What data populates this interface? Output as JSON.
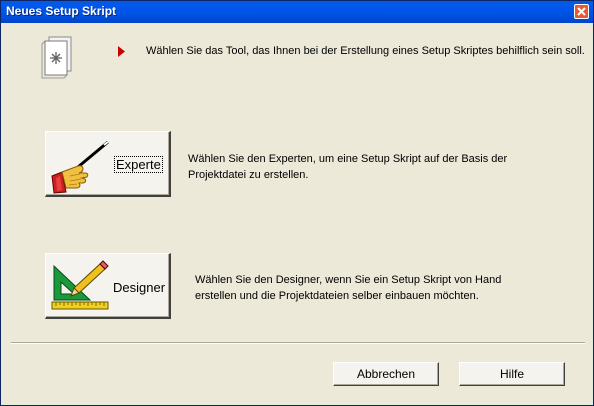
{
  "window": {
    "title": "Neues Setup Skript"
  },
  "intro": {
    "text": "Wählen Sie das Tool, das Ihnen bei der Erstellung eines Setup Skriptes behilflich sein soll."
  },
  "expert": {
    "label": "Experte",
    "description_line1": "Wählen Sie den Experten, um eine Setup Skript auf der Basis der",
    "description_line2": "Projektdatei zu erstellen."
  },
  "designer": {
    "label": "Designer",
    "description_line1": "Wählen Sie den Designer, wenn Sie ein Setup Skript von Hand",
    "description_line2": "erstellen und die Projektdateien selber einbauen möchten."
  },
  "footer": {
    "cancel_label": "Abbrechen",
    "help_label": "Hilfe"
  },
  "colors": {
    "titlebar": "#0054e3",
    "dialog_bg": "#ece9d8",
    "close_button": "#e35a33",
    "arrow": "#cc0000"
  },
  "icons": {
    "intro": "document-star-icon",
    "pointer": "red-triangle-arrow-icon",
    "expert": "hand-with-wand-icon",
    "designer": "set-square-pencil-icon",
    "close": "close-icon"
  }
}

» Problem description: Check each line of the entries for the string "erstellen". Copy the lines that have it.

» The output:
    "description_line2": "Projektdatei zu erstellen."
    "description_line2": "erstellen und die Projektdateien selber einbauen möchten."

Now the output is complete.